Reproduce the lines of the material that open with the line containing "Localize each UI" and close with the line containing "row-label: Karta wypisowa: [82, 201, 957, 220]", both included, without any changes.

★ ★ ★

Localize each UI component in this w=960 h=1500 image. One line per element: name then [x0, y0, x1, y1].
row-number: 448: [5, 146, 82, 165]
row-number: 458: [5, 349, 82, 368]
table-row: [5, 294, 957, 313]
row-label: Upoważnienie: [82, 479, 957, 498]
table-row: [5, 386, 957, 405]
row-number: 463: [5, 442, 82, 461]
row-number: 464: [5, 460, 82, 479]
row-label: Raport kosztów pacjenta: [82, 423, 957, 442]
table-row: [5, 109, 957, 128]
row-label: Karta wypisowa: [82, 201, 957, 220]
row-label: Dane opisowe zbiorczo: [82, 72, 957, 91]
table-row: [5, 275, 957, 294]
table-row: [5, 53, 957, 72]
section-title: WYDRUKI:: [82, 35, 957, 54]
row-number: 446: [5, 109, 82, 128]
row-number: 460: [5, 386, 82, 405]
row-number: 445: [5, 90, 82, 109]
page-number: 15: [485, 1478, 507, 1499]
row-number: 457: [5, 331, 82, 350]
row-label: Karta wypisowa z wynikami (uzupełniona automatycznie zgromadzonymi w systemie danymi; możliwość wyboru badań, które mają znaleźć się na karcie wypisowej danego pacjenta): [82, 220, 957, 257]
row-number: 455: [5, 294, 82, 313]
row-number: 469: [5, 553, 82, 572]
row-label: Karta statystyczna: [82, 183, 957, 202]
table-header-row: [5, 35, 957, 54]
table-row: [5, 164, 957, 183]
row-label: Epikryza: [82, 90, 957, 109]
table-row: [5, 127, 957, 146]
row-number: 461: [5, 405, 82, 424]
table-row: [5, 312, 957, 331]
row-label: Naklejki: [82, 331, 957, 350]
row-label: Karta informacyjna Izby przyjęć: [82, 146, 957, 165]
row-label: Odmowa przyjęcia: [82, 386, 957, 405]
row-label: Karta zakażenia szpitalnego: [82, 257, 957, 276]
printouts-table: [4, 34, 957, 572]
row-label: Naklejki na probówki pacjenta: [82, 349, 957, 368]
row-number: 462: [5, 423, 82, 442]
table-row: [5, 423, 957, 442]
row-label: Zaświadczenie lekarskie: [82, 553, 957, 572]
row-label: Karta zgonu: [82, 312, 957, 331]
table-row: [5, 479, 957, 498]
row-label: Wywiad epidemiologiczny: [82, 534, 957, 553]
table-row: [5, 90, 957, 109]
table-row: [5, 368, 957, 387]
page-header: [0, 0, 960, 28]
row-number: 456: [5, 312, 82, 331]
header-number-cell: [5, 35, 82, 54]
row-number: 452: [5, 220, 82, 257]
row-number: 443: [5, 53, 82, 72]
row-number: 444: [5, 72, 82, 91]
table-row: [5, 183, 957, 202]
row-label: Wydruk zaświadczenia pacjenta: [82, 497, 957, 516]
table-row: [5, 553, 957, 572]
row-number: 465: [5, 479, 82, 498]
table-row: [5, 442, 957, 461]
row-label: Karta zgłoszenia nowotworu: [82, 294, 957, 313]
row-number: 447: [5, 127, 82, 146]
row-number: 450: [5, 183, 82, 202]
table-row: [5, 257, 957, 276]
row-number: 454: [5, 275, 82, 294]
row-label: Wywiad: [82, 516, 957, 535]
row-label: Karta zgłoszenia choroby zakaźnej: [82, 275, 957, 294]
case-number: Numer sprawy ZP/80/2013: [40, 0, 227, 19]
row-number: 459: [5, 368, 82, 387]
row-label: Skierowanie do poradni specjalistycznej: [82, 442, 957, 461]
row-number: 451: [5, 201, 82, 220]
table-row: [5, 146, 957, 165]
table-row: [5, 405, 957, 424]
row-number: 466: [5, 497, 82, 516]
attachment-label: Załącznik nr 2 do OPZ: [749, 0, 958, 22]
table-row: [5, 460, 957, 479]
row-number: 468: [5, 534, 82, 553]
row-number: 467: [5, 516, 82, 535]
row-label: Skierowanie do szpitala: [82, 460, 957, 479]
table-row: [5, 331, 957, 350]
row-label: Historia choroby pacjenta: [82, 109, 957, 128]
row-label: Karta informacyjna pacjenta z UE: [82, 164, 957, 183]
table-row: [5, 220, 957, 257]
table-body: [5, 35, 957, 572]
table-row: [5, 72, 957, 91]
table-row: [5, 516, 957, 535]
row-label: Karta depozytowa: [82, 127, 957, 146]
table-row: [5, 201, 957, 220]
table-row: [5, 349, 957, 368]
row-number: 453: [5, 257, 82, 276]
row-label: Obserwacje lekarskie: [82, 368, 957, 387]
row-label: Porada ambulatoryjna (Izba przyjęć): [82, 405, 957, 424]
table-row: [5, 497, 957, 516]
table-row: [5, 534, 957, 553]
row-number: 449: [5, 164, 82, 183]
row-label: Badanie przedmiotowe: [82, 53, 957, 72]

★ ★ ★

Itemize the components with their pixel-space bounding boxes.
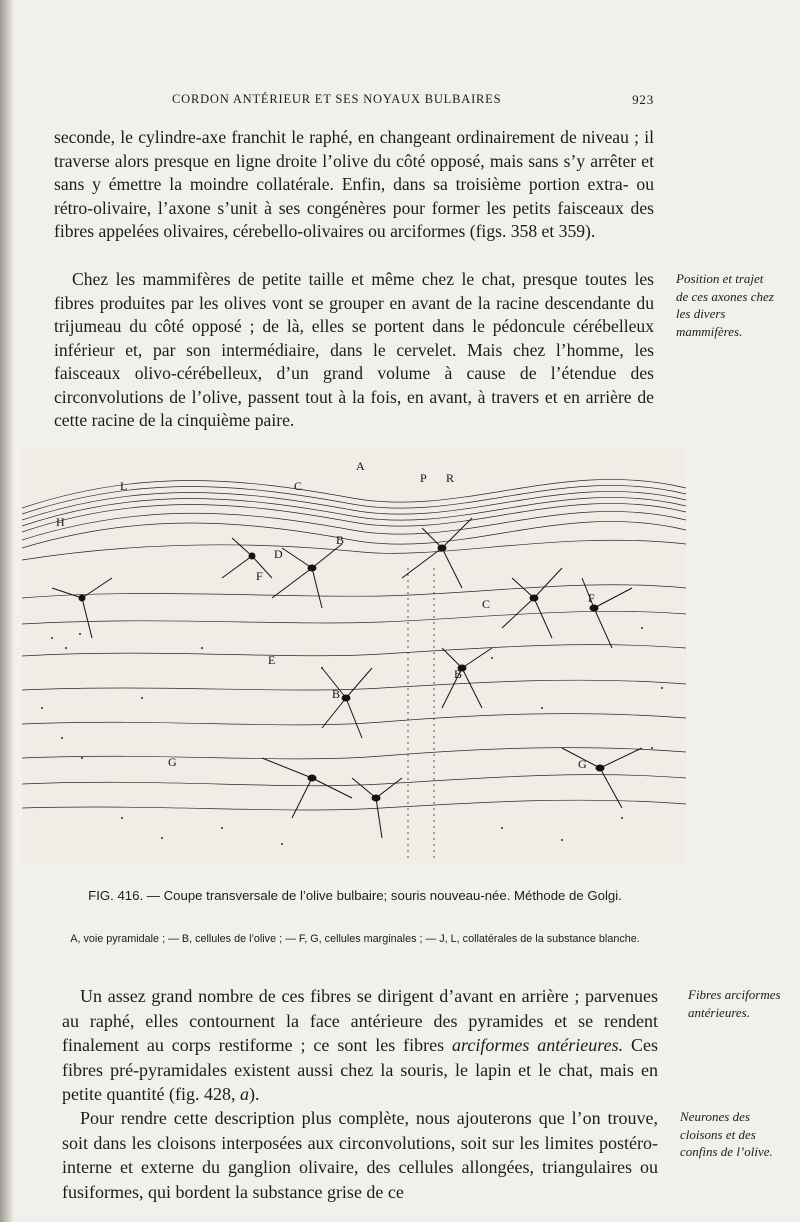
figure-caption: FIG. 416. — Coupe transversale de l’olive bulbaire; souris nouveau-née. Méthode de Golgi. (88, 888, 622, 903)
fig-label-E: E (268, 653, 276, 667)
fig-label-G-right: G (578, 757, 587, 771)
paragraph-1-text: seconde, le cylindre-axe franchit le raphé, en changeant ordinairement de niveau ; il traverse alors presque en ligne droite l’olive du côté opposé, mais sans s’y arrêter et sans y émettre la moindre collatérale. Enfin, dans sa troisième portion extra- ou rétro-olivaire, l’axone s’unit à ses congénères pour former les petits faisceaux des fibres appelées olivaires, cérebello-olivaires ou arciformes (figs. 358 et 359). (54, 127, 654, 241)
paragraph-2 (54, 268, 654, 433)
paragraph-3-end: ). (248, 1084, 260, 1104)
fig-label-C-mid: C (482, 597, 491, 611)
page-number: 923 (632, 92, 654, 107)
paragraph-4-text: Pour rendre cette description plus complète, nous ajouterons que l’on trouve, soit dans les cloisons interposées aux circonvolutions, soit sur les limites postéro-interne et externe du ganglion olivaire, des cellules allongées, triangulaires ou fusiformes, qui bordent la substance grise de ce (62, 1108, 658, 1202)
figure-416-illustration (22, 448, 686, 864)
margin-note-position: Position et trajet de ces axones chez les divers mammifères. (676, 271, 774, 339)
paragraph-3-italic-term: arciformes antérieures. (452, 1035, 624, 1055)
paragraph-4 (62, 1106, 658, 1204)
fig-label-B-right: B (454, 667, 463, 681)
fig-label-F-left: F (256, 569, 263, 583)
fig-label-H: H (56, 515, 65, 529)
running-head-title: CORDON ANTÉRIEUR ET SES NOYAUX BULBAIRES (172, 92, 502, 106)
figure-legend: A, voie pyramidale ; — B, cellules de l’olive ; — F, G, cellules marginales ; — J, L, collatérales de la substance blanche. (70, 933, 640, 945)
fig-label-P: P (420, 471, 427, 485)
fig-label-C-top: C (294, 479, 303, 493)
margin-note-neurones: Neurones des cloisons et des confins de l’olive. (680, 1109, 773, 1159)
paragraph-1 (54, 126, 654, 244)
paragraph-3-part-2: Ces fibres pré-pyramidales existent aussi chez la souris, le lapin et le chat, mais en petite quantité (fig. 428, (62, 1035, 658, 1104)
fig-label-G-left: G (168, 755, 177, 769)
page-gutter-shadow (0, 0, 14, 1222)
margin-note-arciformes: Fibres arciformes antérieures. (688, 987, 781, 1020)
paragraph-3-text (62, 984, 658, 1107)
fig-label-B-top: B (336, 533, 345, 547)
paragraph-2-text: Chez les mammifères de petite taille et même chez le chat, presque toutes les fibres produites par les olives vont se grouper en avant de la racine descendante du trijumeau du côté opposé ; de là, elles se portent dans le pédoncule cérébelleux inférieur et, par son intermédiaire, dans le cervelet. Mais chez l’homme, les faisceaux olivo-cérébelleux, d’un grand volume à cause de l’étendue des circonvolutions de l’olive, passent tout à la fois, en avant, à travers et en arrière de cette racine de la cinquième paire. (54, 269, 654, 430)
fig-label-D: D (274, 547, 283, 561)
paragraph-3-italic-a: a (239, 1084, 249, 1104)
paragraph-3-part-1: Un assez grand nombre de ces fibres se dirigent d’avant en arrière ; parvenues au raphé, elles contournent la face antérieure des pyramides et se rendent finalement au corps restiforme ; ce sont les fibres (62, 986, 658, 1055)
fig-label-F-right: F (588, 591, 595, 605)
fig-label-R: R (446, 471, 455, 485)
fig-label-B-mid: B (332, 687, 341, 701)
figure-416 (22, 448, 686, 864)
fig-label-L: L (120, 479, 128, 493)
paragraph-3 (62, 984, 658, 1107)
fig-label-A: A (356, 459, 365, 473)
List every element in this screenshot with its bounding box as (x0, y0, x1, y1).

★ ★ ★

▶ **The response**:
Localize each UI component in this w=960 h=1500 image. One line per element: name then [x0, y0, x1, y1].
row-number: 448: [5, 146, 82, 165]
row-number: 458: [5, 349, 82, 368]
table-row: [5, 294, 957, 313]
row-label: Upoważnienie: [82, 479, 957, 498]
table-row: [5, 386, 957, 405]
row-number: 463: [5, 442, 82, 461]
row-number: 464: [5, 460, 82, 479]
row-label: Raport kosztów pacjenta: [82, 423, 957, 442]
table-row: [5, 109, 957, 128]
row-label: Karta wypisowa: [82, 201, 957, 220]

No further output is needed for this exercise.